What is asked: Every record should be written out exactly, with the pictures left out.

Records supplied:
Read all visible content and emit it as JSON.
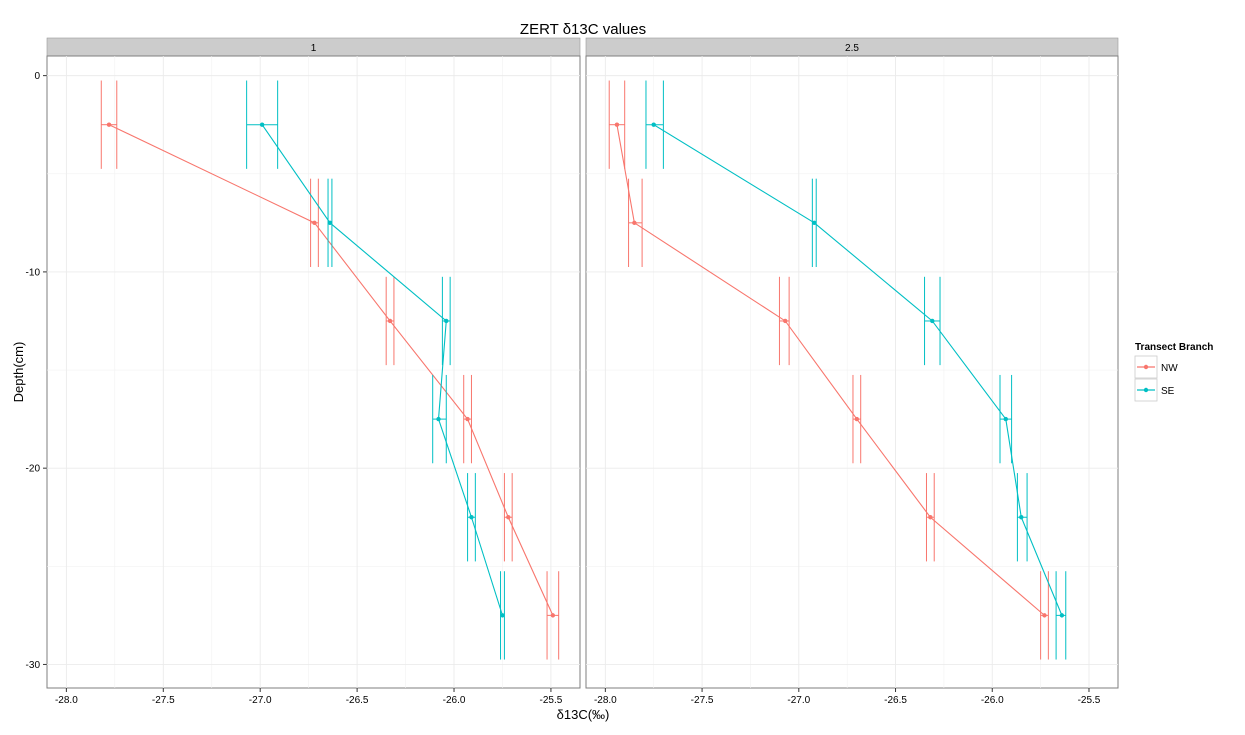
{
  "chart_data": {
    "type": "line",
    "title": "ZERT δ13C values",
    "xlabel": "δ13C(‰)",
    "ylabel": "Depth(cm)",
    "xlim": [
      -28.1,
      -25.35
    ],
    "ylim": [
      -31.2,
      1.0
    ],
    "x_ticks": [
      -28.0,
      -27.5,
      -27.0,
      -26.5,
      -26.0,
      -25.5
    ],
    "x_tick_labels": [
      "-28.0",
      "-27.5",
      "-27.0",
      "-26.5",
      "-26.0",
      "-25.5"
    ],
    "y_ticks": [
      0,
      -10,
      -20,
      -30
    ],
    "y_tick_labels": [
      "0",
      "-10",
      "-20",
      "-30"
    ],
    "grid": true,
    "legend": {
      "title": "Transect Branch",
      "position": "right",
      "entries": [
        {
          "name": "NW",
          "color": "#F8766D"
        },
        {
          "name": "SE",
          "color": "#00BFC4"
        }
      ]
    },
    "panels": [
      {
        "label": "1",
        "series": [
          {
            "name": "NW",
            "color": "#F8766D",
            "points": [
              {
                "x": -27.78,
                "y": -2.5,
                "xmin": -27.82,
                "xmax": -27.74
              },
              {
                "x": -26.72,
                "y": -7.5,
                "xmin": -26.74,
                "xmax": -26.7
              },
              {
                "x": -26.33,
                "y": -12.5,
                "xmin": -26.35,
                "xmax": -26.31
              },
              {
                "x": -25.93,
                "y": -17.5,
                "xmin": -25.95,
                "xmax": -25.91
              },
              {
                "x": -25.72,
                "y": -22.5,
                "xmin": -25.74,
                "xmax": -25.7
              },
              {
                "x": -25.49,
                "y": -27.5,
                "xmin": -25.52,
                "xmax": -25.46
              }
            ]
          },
          {
            "name": "SE",
            "color": "#00BFC4",
            "points": [
              {
                "x": -26.99,
                "y": -2.5,
                "xmin": -27.07,
                "xmax": -26.91
              },
              {
                "x": -26.64,
                "y": -7.5,
                "xmin": -26.65,
                "xmax": -26.63
              },
              {
                "x": -26.04,
                "y": -12.5,
                "xmin": -26.06,
                "xmax": -26.02
              },
              {
                "x": -26.08,
                "y": -17.5,
                "xmin": -26.11,
                "xmax": -26.04
              },
              {
                "x": -25.91,
                "y": -22.5,
                "xmin": -25.93,
                "xmax": -25.89
              },
              {
                "x": -25.75,
                "y": -27.5,
                "xmin": -25.76,
                "xmax": -25.74
              }
            ]
          }
        ]
      },
      {
        "label": "2.5",
        "series": [
          {
            "name": "NW",
            "color": "#F8766D",
            "points": [
              {
                "x": -27.94,
                "y": -2.5,
                "xmin": -27.98,
                "xmax": -27.9
              },
              {
                "x": -27.85,
                "y": -7.5,
                "xmin": -27.88,
                "xmax": -27.81
              },
              {
                "x": -27.07,
                "y": -12.5,
                "xmin": -27.1,
                "xmax": -27.05
              },
              {
                "x": -26.7,
                "y": -17.5,
                "xmin": -26.72,
                "xmax": -26.68
              },
              {
                "x": -26.32,
                "y": -22.5,
                "xmin": -26.34,
                "xmax": -26.3
              },
              {
                "x": -25.73,
                "y": -27.5,
                "xmin": -25.75,
                "xmax": -25.71
              }
            ]
          },
          {
            "name": "SE",
            "color": "#00BFC4",
            "points": [
              {
                "x": -27.75,
                "y": -2.5,
                "xmin": -27.79,
                "xmax": -27.7
              },
              {
                "x": -26.92,
                "y": -7.5,
                "xmin": -26.93,
                "xmax": -26.91
              },
              {
                "x": -26.31,
                "y": -12.5,
                "xmin": -26.35,
                "xmax": -26.27
              },
              {
                "x": -25.93,
                "y": -17.5,
                "xmin": -25.96,
                "xmax": -25.9
              },
              {
                "x": -25.85,
                "y": -22.5,
                "xmin": -25.87,
                "xmax": -25.82
              },
              {
                "x": -25.64,
                "y": -27.5,
                "xmin": -25.67,
                "xmax": -25.62
              }
            ]
          }
        ]
      }
    ]
  }
}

In response:
Read all visible content and emit it as JSON.
{
  "chart_data": {
    "type": "line",
    "title": "ZERT δ13C values",
    "xlabel": "δ13C(‰)",
    "ylabel": "Depth(cm)",
    "xlim": [
      -28.1,
      -25.35
    ],
    "ylim": [
      -31.2,
      1.0
    ],
    "x_ticks": [
      -28.0,
      -27.5,
      -27.0,
      -26.5,
      -26.0,
      -25.5
    ],
    "x_tick_labels": [
      "-28.0",
      "-27.5",
      "-27.0",
      "-26.5",
      "-26.0",
      "-25.5"
    ],
    "y_ticks": [
      0,
      -10,
      -20,
      -30
    ],
    "y_tick_labels": [
      "0",
      "-10",
      "-20",
      "-30"
    ],
    "grid": true,
    "legend": {
      "title": "Transect Branch",
      "position": "right",
      "entries": [
        {
          "name": "NW",
          "color": "#F8766D"
        },
        {
          "name": "SE",
          "color": "#00BFC4"
        }
      ]
    },
    "panels": [
      {
        "label": "1",
        "series": [
          {
            "name": "NW",
            "color": "#F8766D",
            "points": [
              {
                "x": -27.78,
                "y": -2.5,
                "xmin": -27.82,
                "xmax": -27.74
              },
              {
                "x": -26.72,
                "y": -7.5,
                "xmin": -26.74,
                "xmax": -26.7
              },
              {
                "x": -26.33,
                "y": -12.5,
                "xmin": -26.35,
                "xmax": -26.31
              },
              {
                "x": -25.93,
                "y": -17.5,
                "xmin": -25.95,
                "xmax": -25.91
              },
              {
                "x": -25.72,
                "y": -22.5,
                "xmin": -25.74,
                "xmax": -25.7
              },
              {
                "x": -25.49,
                "y": -27.5,
                "xmin": -25.52,
                "xmax": -25.46
              }
            ]
          },
          {
            "name": "SE",
            "color": "#00BFC4",
            "points": [
              {
                "x": -26.99,
                "y": -2.5,
                "xmin": -27.07,
                "xmax": -26.91
              },
              {
                "x": -26.64,
                "y": -7.5,
                "xmin": -26.65,
                "xmax": -26.63
              },
              {
                "x": -26.04,
                "y": -12.5,
                "xmin": -26.06,
                "xmax": -26.02
              },
              {
                "x": -26.08,
                "y": -17.5,
                "xmin": -26.11,
                "xmax": -26.04
              },
              {
                "x": -25.91,
                "y": -22.5,
                "xmin": -25.93,
                "xmax": -25.89
              },
              {
                "x": -25.75,
                "y": -27.5,
                "xmin": -25.76,
                "xmax": -25.74
              }
            ]
          }
        ]
      },
      {
        "label": "2.5",
        "series": [
          {
            "name": "NW",
            "color": "#F8766D",
            "points": [
              {
                "x": -27.94,
                "y": -2.5,
                "xmin": -27.98,
                "xmax": -27.9
              },
              {
                "x": -27.85,
                "y": -7.5,
                "xmin": -27.88,
                "xmax": -27.81
              },
              {
                "x": -27.07,
                "y": -12.5,
                "xmin": -27.1,
                "xmax": -27.05
              },
              {
                "x": -26.7,
                "y": -17.5,
                "xmin": -26.72,
                "xmax": -26.68
              },
              {
                "x": -26.32,
                "y": -22.5,
                "xmin": -26.34,
                "xmax": -26.3
              },
              {
                "x": -25.73,
                "y": -27.5,
                "xmin": -25.75,
                "xmax": -25.71
              }
            ]
          },
          {
            "name": "SE",
            "color": "#00BFC4",
            "points": [
              {
                "x": -27.75,
                "y": -2.5,
                "xmin": -27.79,
                "xmax": -27.7
              },
              {
                "x": -26.92,
                "y": -7.5,
                "xmin": -26.93,
                "xmax": -26.91
              },
              {
                "x": -26.31,
                "y": -12.5,
                "xmin": -26.35,
                "xmax": -26.27
              },
              {
                "x": -25.93,
                "y": -17.5,
                "xmin": -25.96,
                "xmax": -25.9
              },
              {
                "x": -25.85,
                "y": -22.5,
                "xmin": -25.87,
                "xmax": -25.82
              },
              {
                "x": -25.64,
                "y": -27.5,
                "xmin": -25.67,
                "xmax": -25.62
              }
            ]
          }
        ]
      }
    ]
  }
}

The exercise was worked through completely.